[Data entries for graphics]
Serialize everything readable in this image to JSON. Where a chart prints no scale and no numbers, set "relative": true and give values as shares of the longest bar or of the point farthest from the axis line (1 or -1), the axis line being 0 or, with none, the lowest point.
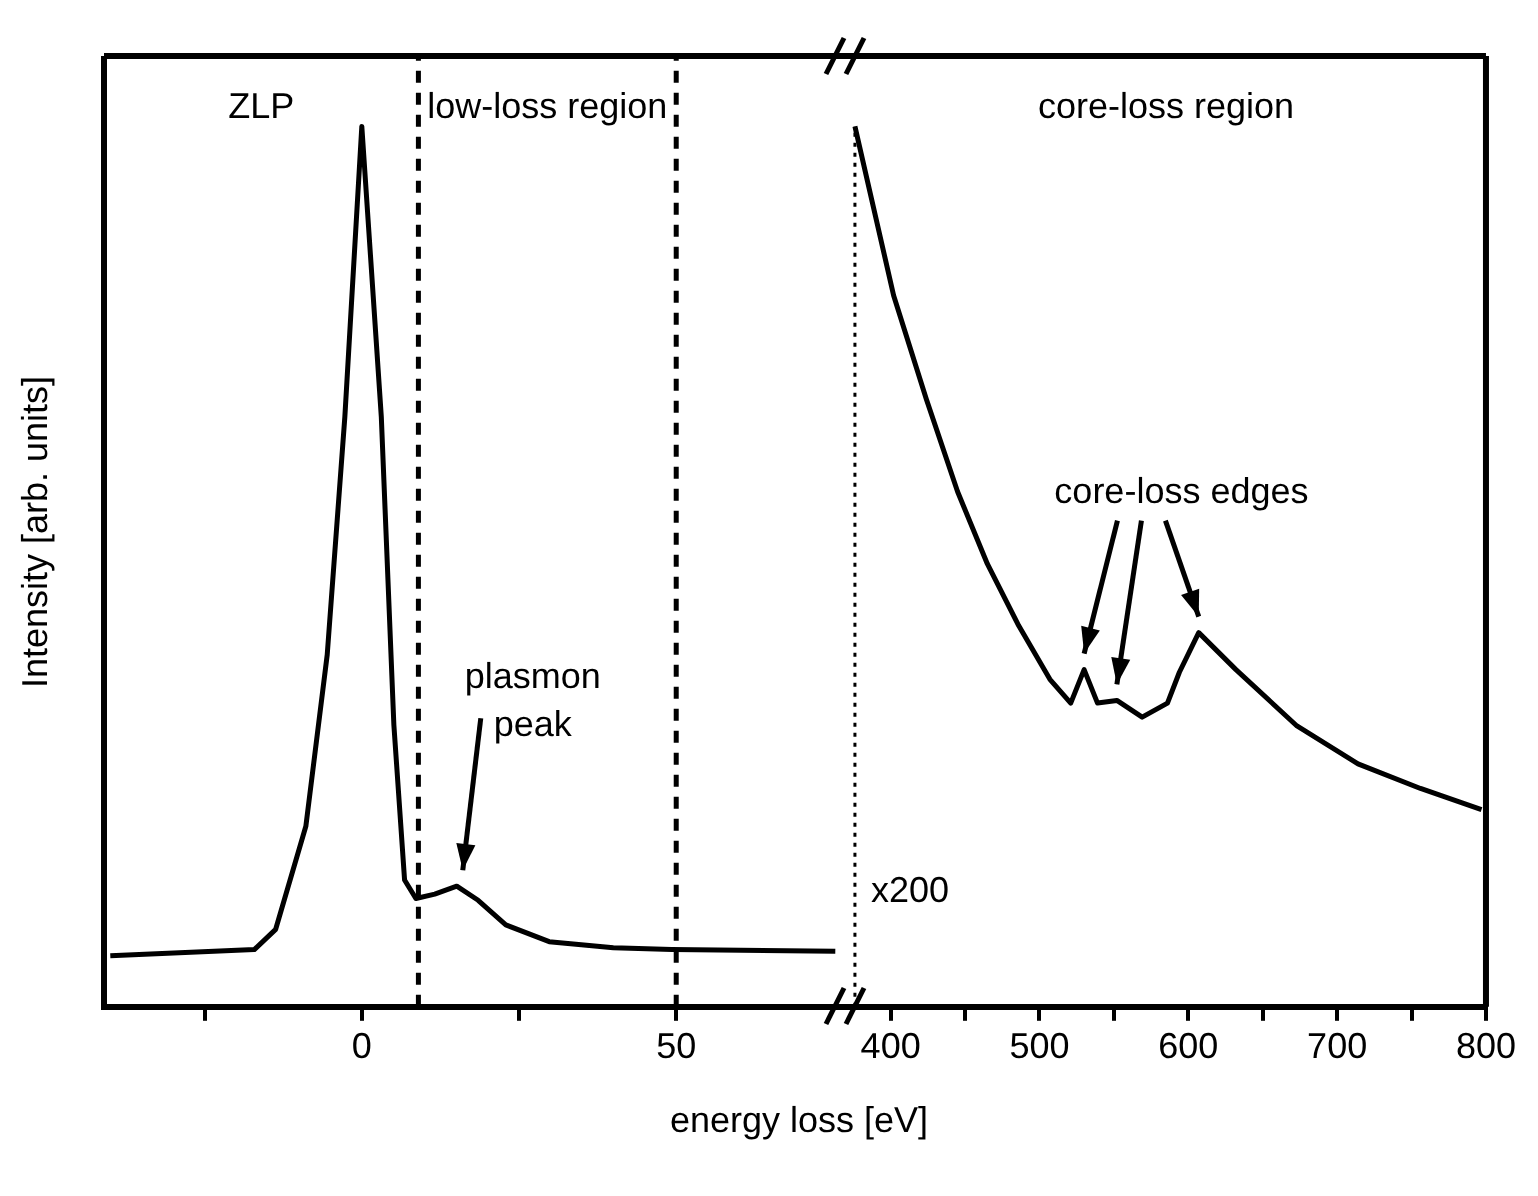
{
  "chart_data": [
    {
      "type": "line",
      "relative": true,
      "ylabel": "Intensity [arb. units]",
      "xlabel": "energy loss [eV]",
      "marker": "none",
      "color": "#000000",
      "x": [
        -40,
        -17.1,
        -13.7,
        -8.9,
        -5.5,
        -2.7,
        0,
        3.1,
        5.1,
        6.8,
        8.6,
        11.6,
        15.1,
        18.5,
        22.9,
        29.8,
        40,
        49.3,
        75.3
      ],
      "values": [
        0.058,
        0.065,
        0.088,
        0.205,
        0.4,
        0.67,
        1,
        0.67,
        0.32,
        0.144,
        0.123,
        0.128,
        0.137,
        0.121,
        0.093,
        0.074,
        0.067,
        0.065,
        0.063
      ],
      "xlim": [
        -41,
        77
      ],
      "xticks": [
        {
          "value": -25,
          "label": null
        },
        0,
        {
          "value": 25,
          "label": null
        },
        50
      ],
      "ref_lines": [
        {
          "axis": "x",
          "value": 9,
          "line_style": "dashed"
        },
        {
          "axis": "x",
          "value": 50,
          "line_style": "dashed"
        }
      ],
      "annotations": [
        "ZLP",
        "low-loss region",
        {
          "text": "plasmon peak",
          "x": 15.1,
          "y": 0.137
        }
      ]
    },
    {
      "type": "line",
      "relative": true,
      "marker": "none",
      "color": "#000000",
      "x": [
        376,
        402,
        424,
        445,
        465,
        486,
        507,
        521,
        530,
        539,
        552,
        569,
        586,
        594,
        607,
        632,
        673,
        714,
        756,
        797
      ],
      "values": [
        1,
        0.808,
        0.69,
        0.585,
        0.503,
        0.433,
        0.372,
        0.345,
        0.383,
        0.345,
        0.348,
        0.329,
        0.345,
        0.38,
        0.425,
        0.383,
        0.319,
        0.276,
        0.248,
        0.224
      ],
      "xlim": [
        370,
        800
      ],
      "xticks": [
        400,
        {
          "value": 450,
          "label": null
        },
        500,
        {
          "value": 550,
          "label": null
        },
        600,
        {
          "value": 650,
          "label": null
        },
        700,
        {
          "value": 750,
          "label": null
        },
        800
      ],
      "ref_lines": [
        {
          "axis": "x",
          "value": 376,
          "label": "x200",
          "line_style": "dotted"
        }
      ],
      "annotations": [
        "core-loss region",
        "core-loss edges"
      ]
    }
  ]
}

EXERCISE REQUIREMENTS:
Determine how many of the lines above hold the word "loss", and output that number by itself.

FULL ANSWER:
4